** BEGIN DATASET RECORDS **
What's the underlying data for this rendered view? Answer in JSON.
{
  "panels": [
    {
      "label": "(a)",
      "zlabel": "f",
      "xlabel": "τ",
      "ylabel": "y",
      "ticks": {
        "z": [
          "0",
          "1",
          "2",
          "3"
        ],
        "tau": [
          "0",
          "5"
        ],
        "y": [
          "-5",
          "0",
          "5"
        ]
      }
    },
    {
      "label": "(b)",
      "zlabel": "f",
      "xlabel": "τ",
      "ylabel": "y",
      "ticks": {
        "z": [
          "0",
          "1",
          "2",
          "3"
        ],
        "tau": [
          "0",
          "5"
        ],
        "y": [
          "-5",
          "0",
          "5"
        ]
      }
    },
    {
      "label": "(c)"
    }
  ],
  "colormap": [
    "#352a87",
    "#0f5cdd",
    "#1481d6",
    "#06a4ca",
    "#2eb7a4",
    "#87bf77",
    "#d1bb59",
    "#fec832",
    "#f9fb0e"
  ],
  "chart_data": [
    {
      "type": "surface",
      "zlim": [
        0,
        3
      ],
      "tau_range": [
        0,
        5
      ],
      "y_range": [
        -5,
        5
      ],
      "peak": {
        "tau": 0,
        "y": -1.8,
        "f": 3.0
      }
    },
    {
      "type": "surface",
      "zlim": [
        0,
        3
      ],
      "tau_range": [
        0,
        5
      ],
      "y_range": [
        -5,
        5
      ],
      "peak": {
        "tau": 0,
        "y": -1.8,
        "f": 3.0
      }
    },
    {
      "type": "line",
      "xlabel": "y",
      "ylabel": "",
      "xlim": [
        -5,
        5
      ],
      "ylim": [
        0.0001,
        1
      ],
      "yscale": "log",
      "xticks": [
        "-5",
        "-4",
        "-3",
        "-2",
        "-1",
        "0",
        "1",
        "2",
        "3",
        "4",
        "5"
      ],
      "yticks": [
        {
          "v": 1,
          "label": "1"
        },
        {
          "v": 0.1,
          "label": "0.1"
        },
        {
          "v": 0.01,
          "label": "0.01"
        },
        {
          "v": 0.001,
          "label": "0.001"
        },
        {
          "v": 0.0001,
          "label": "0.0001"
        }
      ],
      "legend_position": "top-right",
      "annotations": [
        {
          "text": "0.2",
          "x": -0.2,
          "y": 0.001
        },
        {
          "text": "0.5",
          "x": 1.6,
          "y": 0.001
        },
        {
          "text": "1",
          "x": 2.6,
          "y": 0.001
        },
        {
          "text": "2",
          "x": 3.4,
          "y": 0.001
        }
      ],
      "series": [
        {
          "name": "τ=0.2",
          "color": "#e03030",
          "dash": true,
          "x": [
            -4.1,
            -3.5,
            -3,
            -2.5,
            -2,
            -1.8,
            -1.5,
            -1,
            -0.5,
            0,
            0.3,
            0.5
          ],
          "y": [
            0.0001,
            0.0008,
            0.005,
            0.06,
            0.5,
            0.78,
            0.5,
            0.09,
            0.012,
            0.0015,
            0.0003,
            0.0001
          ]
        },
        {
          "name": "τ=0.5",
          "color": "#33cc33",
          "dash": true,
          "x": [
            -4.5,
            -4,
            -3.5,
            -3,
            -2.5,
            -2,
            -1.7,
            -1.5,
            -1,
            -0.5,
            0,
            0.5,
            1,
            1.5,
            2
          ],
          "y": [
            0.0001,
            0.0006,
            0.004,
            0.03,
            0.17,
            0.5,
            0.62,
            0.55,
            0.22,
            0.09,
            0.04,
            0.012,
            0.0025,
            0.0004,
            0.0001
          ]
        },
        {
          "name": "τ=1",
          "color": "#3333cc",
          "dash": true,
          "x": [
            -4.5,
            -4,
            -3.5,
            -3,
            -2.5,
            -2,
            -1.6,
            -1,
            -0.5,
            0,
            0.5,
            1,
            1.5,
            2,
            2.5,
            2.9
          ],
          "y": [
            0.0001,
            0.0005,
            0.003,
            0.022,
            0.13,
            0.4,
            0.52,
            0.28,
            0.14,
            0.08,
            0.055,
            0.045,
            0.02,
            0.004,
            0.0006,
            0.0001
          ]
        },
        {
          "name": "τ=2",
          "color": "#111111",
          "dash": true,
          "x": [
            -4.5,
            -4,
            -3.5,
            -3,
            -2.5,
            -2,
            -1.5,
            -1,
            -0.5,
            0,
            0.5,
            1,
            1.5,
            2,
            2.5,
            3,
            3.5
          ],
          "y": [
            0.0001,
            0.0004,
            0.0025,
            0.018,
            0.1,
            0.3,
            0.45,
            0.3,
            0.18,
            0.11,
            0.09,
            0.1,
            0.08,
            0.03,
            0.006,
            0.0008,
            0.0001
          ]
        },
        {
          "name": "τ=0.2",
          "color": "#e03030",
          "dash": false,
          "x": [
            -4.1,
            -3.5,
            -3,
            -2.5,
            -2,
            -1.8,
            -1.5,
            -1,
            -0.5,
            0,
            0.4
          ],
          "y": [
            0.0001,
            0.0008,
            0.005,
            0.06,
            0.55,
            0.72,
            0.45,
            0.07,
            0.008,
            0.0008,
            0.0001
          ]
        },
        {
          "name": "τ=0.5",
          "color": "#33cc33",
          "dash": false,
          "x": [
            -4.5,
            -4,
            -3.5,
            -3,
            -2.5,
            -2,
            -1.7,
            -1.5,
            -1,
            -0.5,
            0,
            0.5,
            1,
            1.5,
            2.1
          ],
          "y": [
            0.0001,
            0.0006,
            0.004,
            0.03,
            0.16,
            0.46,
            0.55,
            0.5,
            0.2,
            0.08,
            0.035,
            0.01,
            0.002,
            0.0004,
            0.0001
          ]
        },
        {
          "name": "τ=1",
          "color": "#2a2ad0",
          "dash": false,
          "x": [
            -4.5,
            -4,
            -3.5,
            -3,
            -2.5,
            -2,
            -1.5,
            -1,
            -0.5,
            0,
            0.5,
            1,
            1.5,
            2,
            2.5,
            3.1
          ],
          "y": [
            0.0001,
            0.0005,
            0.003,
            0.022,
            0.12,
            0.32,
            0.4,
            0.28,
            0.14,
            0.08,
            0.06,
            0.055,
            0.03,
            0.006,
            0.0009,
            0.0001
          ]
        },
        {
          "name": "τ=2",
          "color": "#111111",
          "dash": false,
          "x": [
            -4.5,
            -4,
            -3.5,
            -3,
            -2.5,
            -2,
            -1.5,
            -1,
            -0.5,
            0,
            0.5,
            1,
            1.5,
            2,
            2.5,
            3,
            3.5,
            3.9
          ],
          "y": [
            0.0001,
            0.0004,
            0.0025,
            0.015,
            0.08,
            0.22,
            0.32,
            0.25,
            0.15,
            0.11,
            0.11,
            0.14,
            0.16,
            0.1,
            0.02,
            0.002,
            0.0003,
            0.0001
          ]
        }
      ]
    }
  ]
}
** END DATASET RECORDS **
> _TASK DETAILS_
Reproduce all the data word for word.

> _THE RESPONSE_
What's the underlying data for this rendered view? Answer in JSON.
{
  "panels": [
    {
      "label": "(a)",
      "zlabel": "f",
      "xlabel": "τ",
      "ylabel": "y",
      "ticks": {
        "z": [
          "0",
          "1",
          "2",
          "3"
        ],
        "tau": [
          "0",
          "5"
        ],
        "y": [
          "-5",
          "0",
          "5"
        ]
      }
    },
    {
      "label": "(b)",
      "zlabel": "f",
      "xlabel": "τ",
      "ylabel": "y",
      "ticks": {
        "z": [
          "0",
          "1",
          "2",
          "3"
        ],
        "tau": [
          "0",
          "5"
        ],
        "y": [
          "-5",
          "0",
          "5"
        ]
      }
    },
    {
      "label": "(c)"
    }
  ],
  "colormap": [
    "#352a87",
    "#0f5cdd",
    "#1481d6",
    "#06a4ca",
    "#2eb7a4",
    "#87bf77",
    "#d1bb59",
    "#fec832",
    "#f9fb0e"
  ],
  "chart_data": [
    {
      "type": "surface",
      "zlim": [
        0,
        3
      ],
      "tau_range": [
        0,
        5
      ],
      "y_range": [
        -5,
        5
      ],
      "peak": {
        "tau": 0,
        "y": -1.8,
        "f": 3.0
      }
    },
    {
      "type": "surface",
      "zlim": [
        0,
        3
      ],
      "tau_range": [
        0,
        5
      ],
      "y_range": [
        -5,
        5
      ],
      "peak": {
        "tau": 0,
        "y": -1.8,
        "f": 3.0
      }
    },
    {
      "type": "line",
      "xlabel": "y",
      "ylabel": "",
      "xlim": [
        -5,
        5
      ],
      "ylim": [
        0.0001,
        1
      ],
      "yscale": "log",
      "xticks": [
        "-5",
        "-4",
        "-3",
        "-2",
        "-1",
        "0",
        "1",
        "2",
        "3",
        "4",
        "5"
      ],
      "yticks": [
        {
          "v": 1,
          "label": "1"
        },
        {
          "v": 0.1,
          "label": "0.1"
        },
        {
          "v": 0.01,
          "label": "0.01"
        },
        {
          "v": 0.001,
          "label": "0.001"
        },
        {
          "v": 0.0001,
          "label": "0.0001"
        }
      ],
      "legend_position": "top-right",
      "annotations": [
        {
          "text": "0.2",
          "x": -0.2,
          "y": 0.001
        },
        {
          "text": "0.5",
          "x": 1.6,
          "y": 0.001
        },
        {
          "text": "1",
          "x": 2.6,
          "y": 0.001
        },
        {
          "text": "2",
          "x": 3.4,
          "y": 0.001
        }
      ],
      "series": [
        {
          "name": "τ=0.2",
          "color": "#e03030",
          "dash": true,
          "x": [
            -4.1,
            -3.5,
            -3,
            -2.5,
            -2,
            -1.8,
            -1.5,
            -1,
            -0.5,
            0,
            0.3,
            0.5
          ],
          "y": [
            0.0001,
            0.0008,
            0.005,
            0.06,
            0.5,
            0.78,
            0.5,
            0.09,
            0.012,
            0.0015,
            0.0003,
            0.0001
          ]
        },
        {
          "name": "τ=0.5",
          "color": "#33cc33",
          "dash": true,
          "x": [
            -4.5,
            -4,
            -3.5,
            -3,
            -2.5,
            -2,
            -1.7,
            -1.5,
            -1,
            -0.5,
            0,
            0.5,
            1,
            1.5,
            2
          ],
          "y": [
            0.0001,
            0.0006,
            0.004,
            0.03,
            0.17,
            0.5,
            0.62,
            0.55,
            0.22,
            0.09,
            0.04,
            0.012,
            0.0025,
            0.0004,
            0.0001
          ]
        },
        {
          "name": "τ=1",
          "color": "#3333cc",
          "dash": true,
          "x": [
            -4.5,
            -4,
            -3.5,
            -3,
            -2.5,
            -2,
            -1.6,
            -1,
            -0.5,
            0,
            0.5,
            1,
            1.5,
            2,
            2.5,
            2.9
          ],
          "y": [
            0.0001,
            0.0005,
            0.003,
            0.022,
            0.13,
            0.4,
            0.52,
            0.28,
            0.14,
            0.08,
            0.055,
            0.045,
            0.02,
            0.004,
            0.0006,
            0.0001
          ]
        },
        {
          "name": "τ=2",
          "color": "#111111",
          "dash": true,
          "x": [
            -4.5,
            -4,
            -3.5,
            -3,
            -2.5,
            -2,
            -1.5,
            -1,
            -0.5,
            0,
            0.5,
            1,
            1.5,
            2,
            2.5,
            3,
            3.5
          ],
          "y": [
            0.0001,
            0.0004,
            0.0025,
            0.018,
            0.1,
            0.3,
            0.45,
            0.3,
            0.18,
            0.11,
            0.09,
            0.1,
            0.08,
            0.03,
            0.006,
            0.0008,
            0.0001
          ]
        },
        {
          "name": "τ=0.2",
          "color": "#e03030",
          "dash": false,
          "x": [
            -4.1,
            -3.5,
            -3,
            -2.5,
            -2,
            -1.8,
            -1.5,
            -1,
            -0.5,
            0,
            0.4
          ],
          "y": [
            0.0001,
            0.0008,
            0.005,
            0.06,
            0.55,
            0.72,
            0.45,
            0.07,
            0.008,
            0.0008,
            0.0001
          ]
        },
        {
          "name": "τ=0.5",
          "color": "#33cc33",
          "dash": false,
          "x": [
            -4.5,
            -4,
            -3.5,
            -3,
            -2.5,
            -2,
            -1.7,
            -1.5,
            -1,
            -0.5,
            0,
            0.5,
            1,
            1.5,
            2.1
          ],
          "y": [
            0.0001,
            0.0006,
            0.004,
            0.03,
            0.16,
            0.46,
            0.55,
            0.5,
            0.2,
            0.08,
            0.035,
            0.01,
            0.002,
            0.0004,
            0.0001
          ]
        },
        {
          "name": "τ=1",
          "color": "#2a2ad0",
          "dash": false,
          "x": [
            -4.5,
            -4,
            -3.5,
            -3,
            -2.5,
            -2,
            -1.5,
            -1,
            -0.5,
            0,
            0.5,
            1,
            1.5,
            2,
            2.5,
            3.1
          ],
          "y": [
            0.0001,
            0.0005,
            0.003,
            0.022,
            0.12,
            0.32,
            0.4,
            0.28,
            0.14,
            0.08,
            0.06,
            0.055,
            0.03,
            0.006,
            0.0009,
            0.0001
          ]
        },
        {
          "name": "τ=2",
          "color": "#111111",
          "dash": false,
          "x": [
            -4.5,
            -4,
            -3.5,
            -3,
            -2.5,
            -2,
            -1.5,
            -1,
            -0.5,
            0,
            0.5,
            1,
            1.5,
            2,
            2.5,
            3,
            3.5,
            3.9
          ],
          "y": [
            0.0001,
            0.0004,
            0.0025,
            0.015,
            0.08,
            0.22,
            0.32,
            0.25,
            0.15,
            0.11,
            0.11,
            0.14,
            0.16,
            0.1,
            0.02,
            0.002,
            0.0003,
            0.0001
          ]
        }
      ]
    }
  ]
}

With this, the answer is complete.